---------- DATA IN THIS EXERCISE
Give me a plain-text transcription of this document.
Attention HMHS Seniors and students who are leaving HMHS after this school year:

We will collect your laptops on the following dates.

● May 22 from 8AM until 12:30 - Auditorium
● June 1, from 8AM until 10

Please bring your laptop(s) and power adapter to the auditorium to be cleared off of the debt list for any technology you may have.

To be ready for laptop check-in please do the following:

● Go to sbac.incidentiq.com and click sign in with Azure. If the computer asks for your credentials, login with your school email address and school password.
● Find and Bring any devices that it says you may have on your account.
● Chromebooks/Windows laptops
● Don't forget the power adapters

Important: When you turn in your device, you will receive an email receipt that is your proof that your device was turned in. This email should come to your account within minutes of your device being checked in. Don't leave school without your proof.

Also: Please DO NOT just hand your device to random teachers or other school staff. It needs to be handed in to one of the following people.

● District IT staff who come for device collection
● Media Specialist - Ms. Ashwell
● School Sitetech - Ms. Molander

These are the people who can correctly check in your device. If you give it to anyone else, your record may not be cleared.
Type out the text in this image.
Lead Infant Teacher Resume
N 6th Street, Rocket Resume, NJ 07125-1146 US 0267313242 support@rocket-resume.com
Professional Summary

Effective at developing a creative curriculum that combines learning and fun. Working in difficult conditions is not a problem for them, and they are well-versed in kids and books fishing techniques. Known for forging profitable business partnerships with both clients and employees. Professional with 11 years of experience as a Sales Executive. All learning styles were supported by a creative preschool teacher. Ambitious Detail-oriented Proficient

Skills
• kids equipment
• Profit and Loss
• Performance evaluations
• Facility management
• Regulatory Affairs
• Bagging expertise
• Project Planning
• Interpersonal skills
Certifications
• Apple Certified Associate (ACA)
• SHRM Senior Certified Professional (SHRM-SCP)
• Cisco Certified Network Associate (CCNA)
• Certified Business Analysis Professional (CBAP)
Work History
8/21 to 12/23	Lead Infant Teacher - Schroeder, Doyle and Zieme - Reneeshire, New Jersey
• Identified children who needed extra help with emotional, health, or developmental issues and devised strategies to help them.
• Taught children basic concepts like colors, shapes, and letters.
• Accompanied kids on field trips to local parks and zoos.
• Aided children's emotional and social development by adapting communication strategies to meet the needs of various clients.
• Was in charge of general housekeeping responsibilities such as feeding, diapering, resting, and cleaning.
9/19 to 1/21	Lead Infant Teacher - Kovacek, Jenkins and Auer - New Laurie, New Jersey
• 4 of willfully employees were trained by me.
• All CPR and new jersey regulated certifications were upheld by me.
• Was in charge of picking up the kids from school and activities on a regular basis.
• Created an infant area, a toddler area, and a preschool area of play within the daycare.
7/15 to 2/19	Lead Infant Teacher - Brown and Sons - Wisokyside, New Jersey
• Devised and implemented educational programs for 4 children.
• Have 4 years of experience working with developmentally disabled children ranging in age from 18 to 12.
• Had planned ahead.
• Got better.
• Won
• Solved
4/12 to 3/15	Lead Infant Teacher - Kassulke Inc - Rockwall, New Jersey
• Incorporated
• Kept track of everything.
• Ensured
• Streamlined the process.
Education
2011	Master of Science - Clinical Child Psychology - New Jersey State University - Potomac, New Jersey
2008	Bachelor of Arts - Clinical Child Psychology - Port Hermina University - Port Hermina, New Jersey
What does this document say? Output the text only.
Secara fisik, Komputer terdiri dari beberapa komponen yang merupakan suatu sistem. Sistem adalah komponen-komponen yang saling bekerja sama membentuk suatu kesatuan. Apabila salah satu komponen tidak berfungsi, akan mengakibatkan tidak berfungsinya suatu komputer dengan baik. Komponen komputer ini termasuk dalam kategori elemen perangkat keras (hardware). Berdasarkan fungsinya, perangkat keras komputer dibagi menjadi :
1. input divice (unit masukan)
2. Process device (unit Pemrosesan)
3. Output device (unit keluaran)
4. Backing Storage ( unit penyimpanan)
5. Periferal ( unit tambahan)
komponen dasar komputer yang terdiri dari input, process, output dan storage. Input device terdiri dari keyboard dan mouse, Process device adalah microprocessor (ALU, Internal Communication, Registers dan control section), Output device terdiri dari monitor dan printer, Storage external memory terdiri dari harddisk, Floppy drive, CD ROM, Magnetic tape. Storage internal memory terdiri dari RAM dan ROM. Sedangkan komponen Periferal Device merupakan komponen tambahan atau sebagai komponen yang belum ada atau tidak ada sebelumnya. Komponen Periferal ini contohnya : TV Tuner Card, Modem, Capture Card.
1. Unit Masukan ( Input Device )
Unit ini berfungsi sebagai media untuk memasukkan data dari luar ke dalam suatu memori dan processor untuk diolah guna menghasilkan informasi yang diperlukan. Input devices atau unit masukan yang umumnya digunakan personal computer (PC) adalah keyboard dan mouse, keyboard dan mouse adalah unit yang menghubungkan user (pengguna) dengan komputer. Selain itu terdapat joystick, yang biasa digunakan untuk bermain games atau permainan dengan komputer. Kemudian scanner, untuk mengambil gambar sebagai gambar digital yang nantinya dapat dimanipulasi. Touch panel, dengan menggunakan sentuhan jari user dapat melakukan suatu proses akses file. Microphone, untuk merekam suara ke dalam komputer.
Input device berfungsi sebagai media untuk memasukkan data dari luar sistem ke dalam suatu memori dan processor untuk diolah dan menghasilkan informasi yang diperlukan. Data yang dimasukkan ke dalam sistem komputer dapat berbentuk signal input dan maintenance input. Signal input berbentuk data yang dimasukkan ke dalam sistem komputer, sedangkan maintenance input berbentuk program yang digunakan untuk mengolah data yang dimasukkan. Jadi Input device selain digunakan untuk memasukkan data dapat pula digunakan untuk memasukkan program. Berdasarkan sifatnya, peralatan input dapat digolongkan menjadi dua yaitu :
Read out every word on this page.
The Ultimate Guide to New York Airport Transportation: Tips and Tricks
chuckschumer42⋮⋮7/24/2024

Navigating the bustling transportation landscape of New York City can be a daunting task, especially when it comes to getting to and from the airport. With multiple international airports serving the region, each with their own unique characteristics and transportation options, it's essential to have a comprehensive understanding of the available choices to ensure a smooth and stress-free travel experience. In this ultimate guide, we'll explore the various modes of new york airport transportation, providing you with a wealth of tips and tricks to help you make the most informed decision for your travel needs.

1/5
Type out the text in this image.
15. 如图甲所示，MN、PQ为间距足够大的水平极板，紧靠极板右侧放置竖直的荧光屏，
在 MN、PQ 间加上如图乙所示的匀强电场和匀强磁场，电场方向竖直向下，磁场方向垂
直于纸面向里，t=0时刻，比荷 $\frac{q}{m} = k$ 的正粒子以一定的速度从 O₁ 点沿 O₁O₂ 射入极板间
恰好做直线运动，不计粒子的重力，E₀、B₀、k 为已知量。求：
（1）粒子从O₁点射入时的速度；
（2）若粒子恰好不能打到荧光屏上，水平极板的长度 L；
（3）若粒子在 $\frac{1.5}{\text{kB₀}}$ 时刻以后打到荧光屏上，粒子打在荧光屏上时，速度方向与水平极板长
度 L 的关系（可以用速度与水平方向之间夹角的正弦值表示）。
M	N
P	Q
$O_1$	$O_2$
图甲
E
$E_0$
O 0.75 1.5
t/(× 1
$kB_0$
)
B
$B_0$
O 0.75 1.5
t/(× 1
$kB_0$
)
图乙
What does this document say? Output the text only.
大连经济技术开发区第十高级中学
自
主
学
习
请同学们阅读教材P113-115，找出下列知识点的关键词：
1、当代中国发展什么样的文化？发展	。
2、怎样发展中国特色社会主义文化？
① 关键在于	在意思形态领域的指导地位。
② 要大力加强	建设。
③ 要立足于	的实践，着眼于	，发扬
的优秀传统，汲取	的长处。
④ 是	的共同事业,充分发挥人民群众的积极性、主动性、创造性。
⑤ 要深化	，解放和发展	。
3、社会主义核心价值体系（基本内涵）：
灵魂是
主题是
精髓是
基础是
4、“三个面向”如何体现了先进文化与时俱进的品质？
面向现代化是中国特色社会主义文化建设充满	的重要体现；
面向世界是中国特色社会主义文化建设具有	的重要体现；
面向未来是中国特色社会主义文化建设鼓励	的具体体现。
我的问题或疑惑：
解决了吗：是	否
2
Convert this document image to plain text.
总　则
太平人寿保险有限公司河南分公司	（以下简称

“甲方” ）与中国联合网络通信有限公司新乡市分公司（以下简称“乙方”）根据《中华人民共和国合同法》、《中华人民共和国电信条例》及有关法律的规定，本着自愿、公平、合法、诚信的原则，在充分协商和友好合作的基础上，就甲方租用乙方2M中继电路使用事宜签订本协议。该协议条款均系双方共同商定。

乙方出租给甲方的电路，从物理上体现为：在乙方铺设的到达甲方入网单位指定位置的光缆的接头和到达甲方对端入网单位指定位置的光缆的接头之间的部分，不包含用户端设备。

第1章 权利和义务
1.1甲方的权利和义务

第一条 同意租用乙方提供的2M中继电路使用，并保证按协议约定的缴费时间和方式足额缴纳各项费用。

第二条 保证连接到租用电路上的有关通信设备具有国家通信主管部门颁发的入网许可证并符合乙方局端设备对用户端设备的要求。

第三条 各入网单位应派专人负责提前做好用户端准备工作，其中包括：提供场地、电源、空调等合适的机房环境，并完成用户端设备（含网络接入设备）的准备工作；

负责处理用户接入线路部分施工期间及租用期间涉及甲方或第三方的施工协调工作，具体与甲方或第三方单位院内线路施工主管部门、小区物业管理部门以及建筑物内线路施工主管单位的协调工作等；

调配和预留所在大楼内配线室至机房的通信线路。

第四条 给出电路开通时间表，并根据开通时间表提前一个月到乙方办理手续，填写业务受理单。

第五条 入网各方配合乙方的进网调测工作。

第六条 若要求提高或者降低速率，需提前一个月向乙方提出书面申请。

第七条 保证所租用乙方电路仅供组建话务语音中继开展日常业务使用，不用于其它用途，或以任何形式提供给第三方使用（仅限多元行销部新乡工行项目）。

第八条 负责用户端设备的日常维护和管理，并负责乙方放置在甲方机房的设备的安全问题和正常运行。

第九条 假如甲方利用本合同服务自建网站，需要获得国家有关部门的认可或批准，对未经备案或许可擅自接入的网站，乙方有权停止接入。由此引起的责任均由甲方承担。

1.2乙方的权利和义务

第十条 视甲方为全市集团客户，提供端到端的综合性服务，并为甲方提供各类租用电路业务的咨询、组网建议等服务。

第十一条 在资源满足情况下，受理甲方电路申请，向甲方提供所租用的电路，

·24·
--------------------
YOUR INSTRUCTIONS
Copy every line that contains the string "plain".

THE SOLUTION
Give me a plain-text transcription of this document.
Convert this document image to plain text.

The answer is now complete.